• [Directions]: Wherever a line holds the word "Color", copy that line out.

☆ ☆ ☆ ☆

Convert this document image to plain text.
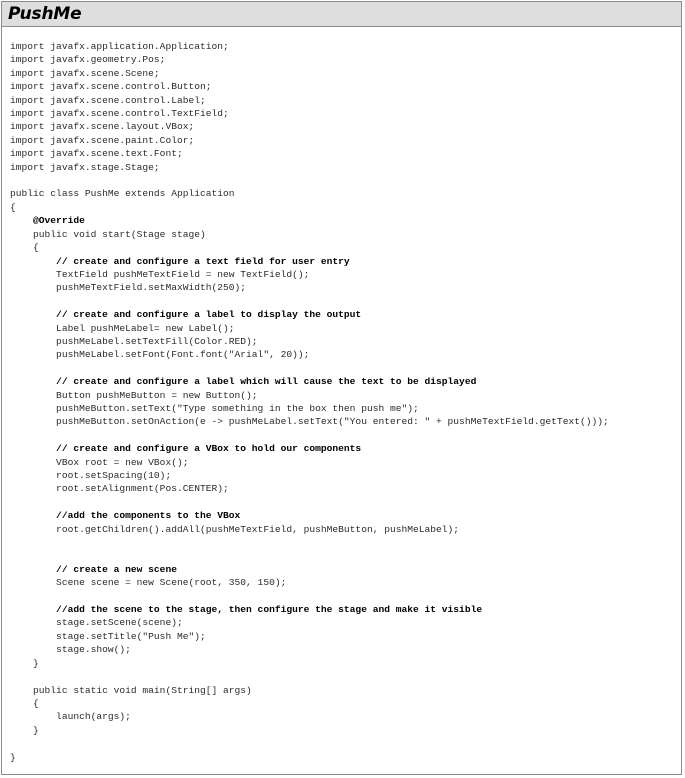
PushMe
import javafx.application.Application;
import javafx.geometry.Pos;
import javafx.scene.Scene;
import javafx.scene.control.Button;
import javafx.scene.control.Label;
import javafx.scene.control.TextField;
import javafx.scene.layout.VBox;
import javafx.scene.paint.Color;
import javafx.scene.text.Font;
import javafx.stage.Stage;
public class PushMe extends Application
{
@Override
public void start(Stage stage)
{
// create and configure a text field for user entry
TextField pushMeTextField = new TextField();
pushMeTextField.setMaxWidth(250);
// create and configure a label to display the output
Label pushMeLabel= new Label();
pushMeLabel.setTextFill(Color.RED);
pushMeLabel.setFont(Font.font("Arial", 20));
// create and configure a label which will cause the text to be displayed
Button pushMeButton = new Button();
pushMeButton.setText("Type something in the box then push me");
pushMeButton.setOnAction(e -> pushMeLabel.setText("You entered: " + pushMeTextField.getText()));
// create and configure a VBox to hold our components
VBox root = new VBox();
root.setSpacing(10);
root.setAlignment(Pos.CENTER);
//add the components to the VBox
root.getChildren().addAll(pushMeTextField, pushMeButton, pushMeLabel);
// create a new scene
Scene scene = new Scene(root, 350, 150);
//add the scene to the stage, then configure the stage and make it visible
stage.setScene(scene);
stage.setTitle("Push Me");
stage.show();
}
public static void main(String[] args)
{
launch(args);
}
}
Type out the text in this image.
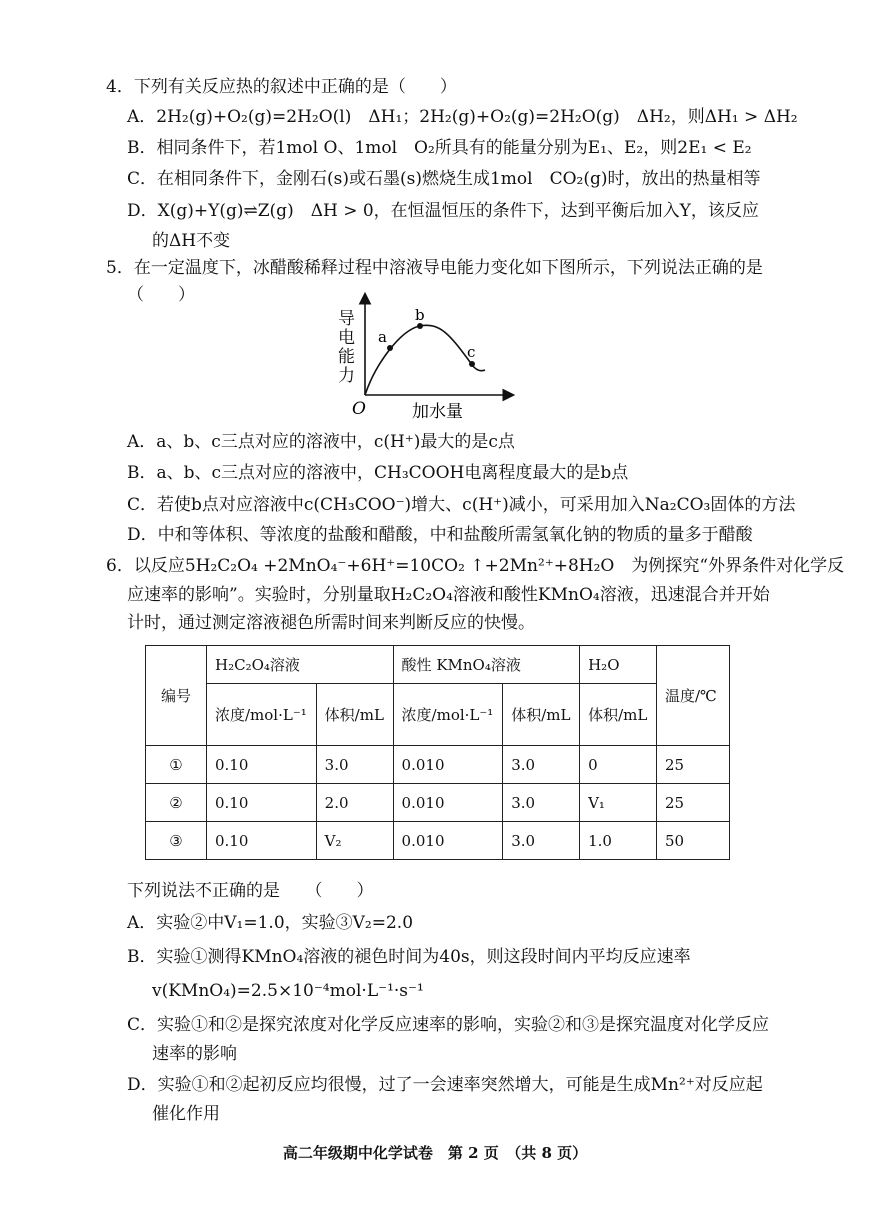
4．下列有关反应热的叙述中正确的是（　　）
A．2H₂(g)+O₂(g)=2H₂O(l)　ΔH₁；2H₂(g)+O₂(g)=2H₂O(g)　ΔH₂，则ΔH₁ > ΔH₂
B．相同条件下，若1mol O、1mol　O₂所具有的能量分别为E₁、E₂，则2E₁ < E₂
C．在相同条件下，金刚石(s)或石墨(s)燃烧生成1mol　CO₂(g)时，放出的热量相等
D．X(g)+Y(g)⇌Z(g)　ΔH > 0，在恒温恒压的条件下，达到平衡后加入Y，该反应
的ΔH不变
5．在一定温度下，冰醋酸稀释过程中溶液导电能力变化如下图所示，下列说法正确的是
（　　）
a
b
c
O	加水量
导电能力
A．a、b、c三点对应的溶液中，c(H⁺)最大的是c点
B．a、b、c三点对应的溶液中，CH₃COOH电离程度最大的是b点
C．若使b点对应溶液中c(CH₃COO⁻)增大、c(H⁺)减小，可采用加入Na₂CO₃固体的方法
D．中和等体积、等浓度的盐酸和醋酸，中和盐酸所需氢氧化钠的物质的量多于醋酸
6．以反应5H₂C₂O₄ +2MnO₄⁻+6H⁺=10CO₂ ↑+2Mn²⁺+8H₂O　为例探究“外界条件对化学反
应速率的影响”。实验时，分别量取H₂C₂O₄溶液和酸性KMnO₄溶液，迅速混合并开始
计时，通过测定溶液褪色所需时间来判断反应的快慢。
编号	H₂C₂O₄溶液		酸性 KMnO₄溶液		H₂O	温度/℃
	浓度/mol·L⁻¹	体积/mL	浓度/mol·L⁻¹	体积/mL	体积/mL	
①	0.10	3.0	0.010	3.0	0	25
②	0.10	2.0	0.010	3.0	V₁	25
③	0.10	V₂	0.010	3.0	1.0	50
下列说法不正确的是　　（　　）
A．实验②中V₁=1.0，实验③V₂=2.0
B．实验①测得KMnO₄溶液的褪色时间为40s，则这段时间内平均反应速率
v(KMnO₄)=2.5×10⁻⁴mol·L⁻¹·s⁻¹
C．实验①和②是探究浓度对化学反应速率的影响，实验②和③是探究温度对化学反应
速率的影响
D．实验①和②起初反应均很慢，过了一会速率突然增大，可能是生成Mn²⁺对反应起
催化作用
高二年级期中化学试卷　第 2 页　（共 8 页）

☆ ☆ ☆ ☆

• [Response to this exercise]:
import javafx.scene.paint.Color;
pushMeLabel.setTextFill(Color.RED);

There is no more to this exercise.